*Dataset entries*.
[Start]

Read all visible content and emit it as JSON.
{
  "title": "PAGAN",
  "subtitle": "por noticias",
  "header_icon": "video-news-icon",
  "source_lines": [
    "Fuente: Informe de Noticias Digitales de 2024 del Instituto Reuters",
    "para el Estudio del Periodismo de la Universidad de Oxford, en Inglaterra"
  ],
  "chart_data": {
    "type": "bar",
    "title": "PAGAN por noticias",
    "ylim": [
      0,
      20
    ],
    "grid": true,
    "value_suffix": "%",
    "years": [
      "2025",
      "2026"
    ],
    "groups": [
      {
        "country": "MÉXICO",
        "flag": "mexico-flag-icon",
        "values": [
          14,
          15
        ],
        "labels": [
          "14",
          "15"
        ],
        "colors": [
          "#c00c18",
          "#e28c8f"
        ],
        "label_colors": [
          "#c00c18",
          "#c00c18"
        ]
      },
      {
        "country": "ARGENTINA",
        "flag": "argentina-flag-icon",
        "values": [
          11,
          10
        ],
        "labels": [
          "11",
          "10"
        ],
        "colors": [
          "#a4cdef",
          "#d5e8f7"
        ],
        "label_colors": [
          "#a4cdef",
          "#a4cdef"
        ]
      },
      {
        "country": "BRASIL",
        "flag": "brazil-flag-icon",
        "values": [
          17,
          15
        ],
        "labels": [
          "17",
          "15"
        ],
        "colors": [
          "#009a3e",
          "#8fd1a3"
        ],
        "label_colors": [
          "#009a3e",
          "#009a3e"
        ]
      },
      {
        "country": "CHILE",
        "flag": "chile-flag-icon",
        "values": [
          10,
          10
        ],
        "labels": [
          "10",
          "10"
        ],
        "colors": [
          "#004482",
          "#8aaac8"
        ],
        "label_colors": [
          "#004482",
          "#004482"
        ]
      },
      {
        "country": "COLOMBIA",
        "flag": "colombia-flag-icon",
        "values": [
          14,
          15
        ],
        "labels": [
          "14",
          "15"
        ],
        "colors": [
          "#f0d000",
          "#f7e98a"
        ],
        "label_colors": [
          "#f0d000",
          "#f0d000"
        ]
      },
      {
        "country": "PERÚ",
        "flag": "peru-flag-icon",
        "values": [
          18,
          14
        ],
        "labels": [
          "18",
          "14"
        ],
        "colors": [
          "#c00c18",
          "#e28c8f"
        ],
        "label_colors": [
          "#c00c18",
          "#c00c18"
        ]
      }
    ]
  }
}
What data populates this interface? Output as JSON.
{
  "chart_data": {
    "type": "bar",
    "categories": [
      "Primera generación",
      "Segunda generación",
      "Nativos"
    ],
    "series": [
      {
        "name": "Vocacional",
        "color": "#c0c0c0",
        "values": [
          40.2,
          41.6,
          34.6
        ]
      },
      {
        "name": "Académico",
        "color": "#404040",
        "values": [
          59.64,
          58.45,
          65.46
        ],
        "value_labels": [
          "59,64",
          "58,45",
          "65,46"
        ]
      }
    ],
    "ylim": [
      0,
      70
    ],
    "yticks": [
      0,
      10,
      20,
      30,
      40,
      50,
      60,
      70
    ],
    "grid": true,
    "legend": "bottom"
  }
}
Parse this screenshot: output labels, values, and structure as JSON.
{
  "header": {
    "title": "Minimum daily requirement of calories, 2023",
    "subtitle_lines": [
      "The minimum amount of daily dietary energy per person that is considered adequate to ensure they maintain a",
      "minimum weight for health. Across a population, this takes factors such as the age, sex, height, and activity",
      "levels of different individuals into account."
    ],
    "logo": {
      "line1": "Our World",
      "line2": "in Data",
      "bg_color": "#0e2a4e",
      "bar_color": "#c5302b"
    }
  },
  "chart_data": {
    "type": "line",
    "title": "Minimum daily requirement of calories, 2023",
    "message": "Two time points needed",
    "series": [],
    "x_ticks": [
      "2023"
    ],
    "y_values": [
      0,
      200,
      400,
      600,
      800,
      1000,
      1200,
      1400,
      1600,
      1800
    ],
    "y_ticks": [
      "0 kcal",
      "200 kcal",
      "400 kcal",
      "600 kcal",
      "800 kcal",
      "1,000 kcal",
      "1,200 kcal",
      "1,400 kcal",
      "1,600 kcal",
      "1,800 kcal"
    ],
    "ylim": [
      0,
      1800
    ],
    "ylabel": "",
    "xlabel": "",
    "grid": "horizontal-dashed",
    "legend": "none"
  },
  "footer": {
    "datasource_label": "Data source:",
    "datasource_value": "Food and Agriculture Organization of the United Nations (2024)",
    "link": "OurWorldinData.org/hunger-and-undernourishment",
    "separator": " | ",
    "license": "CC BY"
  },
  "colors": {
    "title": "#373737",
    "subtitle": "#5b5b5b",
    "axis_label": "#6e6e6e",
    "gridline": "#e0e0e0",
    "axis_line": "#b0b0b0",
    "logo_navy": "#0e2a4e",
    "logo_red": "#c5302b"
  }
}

[End]

*The problem*. Return every entry exactly as given.

*Complete output*.
Read all visible content and emit it as JSON.
{
  "title": "PAGAN",
  "subtitle": "por noticias",
  "header_icon": "video-news-icon",
  "source_lines": [
    "Fuente: Informe de Noticias Digitales de 2024 del Instituto Reuters",
    "para el Estudio del Periodismo de la Universidad de Oxford, en Inglaterra"
  ],
  "chart_data": {
    "type": "bar",
    "title": "PAGAN por noticias",
    "ylim": [
      0,
      20
    ],
    "grid": true,
    "value_suffix": "%",
    "years": [
      "2025",
      "2026"
    ],
    "groups": [
      {
        "country": "MÉXICO",
        "flag": "mexico-flag-icon",
        "values": [
          14,
          15
        ],
        "labels": [
          "14",
          "15"
        ],
        "colors": [
          "#c00c18",
          "#e28c8f"
        ],
        "label_colors": [
          "#c00c18",
          "#c00c18"
        ]
      },
      {
        "country": "ARGENTINA",
        "flag": "argentina-flag-icon",
        "values": [
          11,
          10
        ],
        "labels": [
          "11",
          "10"
        ],
        "colors": [
          "#a4cdef",
          "#d5e8f7"
        ],
        "label_colors": [
          "#a4cdef",
          "#a4cdef"
        ]
      },
      {
        "country": "BRASIL",
        "flag": "brazil-flag-icon",
        "values": [
          17,
          15
        ],
        "labels": [
          "17",
          "15"
        ],
        "colors": [
          "#009a3e",
          "#8fd1a3"
        ],
        "label_colors": [
          "#009a3e",
          "#009a3e"
        ]
      },
      {
        "country": "CHILE",
        "flag": "chile-flag-icon",
        "values": [
          10,
          10
        ],
        "labels": [
          "10",
          "10"
        ],
        "colors": [
          "#004482",
          "#8aaac8"
        ],
        "label_colors": [
          "#004482",
          "#004482"
        ]
      },
      {
        "country": "COLOMBIA",
        "flag": "colombia-flag-icon",
        "values": [
          14,
          15
        ],
        "labels": [
          "14",
          "15"
        ],
        "colors": [
          "#f0d000",
          "#f7e98a"
        ],
        "label_colors": [
          "#f0d000",
          "#f0d000"
        ]
      },
      {
        "country": "PERÚ",
        "flag": "peru-flag-icon",
        "values": [
          18,
          14
        ],
        "labels": [
          "18",
          "14"
        ],
        "colors": [
          "#c00c18",
          "#e28c8f"
        ],
        "label_colors": [
          "#c00c18",
          "#c00c18"
        ]
      }
    ]
  }
}
What data populates this interface? Output as JSON.
{
  "chart_data": {
    "type": "bar",
    "categories": [
      "Primera generación",
      "Segunda generación",
      "Nativos"
    ],
    "series": [
      {
        "name": "Vocacional",
        "color": "#c0c0c0",
        "values": [
          40.2,
          41.6,
          34.6
        ]
      },
      {
        "name": "Académico",
        "color": "#404040",
        "values": [
          59.64,
          58.45,
          65.46
        ],
        "value_labels": [
          "59,64",
          "58,45",
          "65,46"
        ]
      }
    ],
    "ylim": [
      0,
      70
    ],
    "yticks": [
      0,
      10,
      20,
      30,
      40,
      50,
      60,
      70
    ],
    "grid": true,
    "legend": "bottom"
  }
}
Parse this screenshot: output labels, values, and structure as JSON.
{
  "header": {
    "title": "Minimum daily requirement of calories, 2023",
    "subtitle_lines": [
      "The minimum amount of daily dietary energy per person that is considered adequate to ensure they maintain a",
      "minimum weight for health. Across a population, this takes factors such as the age, sex, height, and activity",
      "levels of different individuals into account."
    ],
    "logo": {
      "line1": "Our World",
      "line2": "in Data",
      "bg_color": "#0e2a4e",
      "bar_color": "#c5302b"
    }
  },
  "chart_data": {
    "type": "line",
    "title": "Minimum daily requirement of calories, 2023",
    "message": "Two time points needed",
    "series": [],
    "x_ticks": [
      "2023"
    ],
    "y_values": [
      0,
      200,
      400,
      600,
      800,
      1000,
      1200,
      1400,
      1600,
      1800
    ],
    "y_ticks": [
      "0 kcal",
      "200 kcal",
      "400 kcal",
      "600 kcal",
      "800 kcal",
      "1,000 kcal",
      "1,200 kcal",
      "1,400 kcal",
      "1,600 kcal",
      "1,800 kcal"
    ],
    "ylim": [
      0,
      1800
    ],
    "ylabel": "",
    "xlabel": "",
    "grid": "horizontal-dashed",
    "legend": "none"
  },
  "footer": {
    "datasource_label": "Data source:",
    "datasource_value": "Food and Agriculture Organization of the United Nations (2024)",
    "link": "OurWorldinData.org/hunger-and-undernourishment",
    "separator": " | ",
    "license": "CC BY"
  },
  "colors": {
    "title": "#373737",
    "subtitle": "#5b5b5b",
    "axis_label": "#6e6e6e",
    "gridline": "#e0e0e0",
    "axis_line": "#b0b0b0",
    "logo_navy": "#0e2a4e",
    "logo_red": "#c5302b"
  }
}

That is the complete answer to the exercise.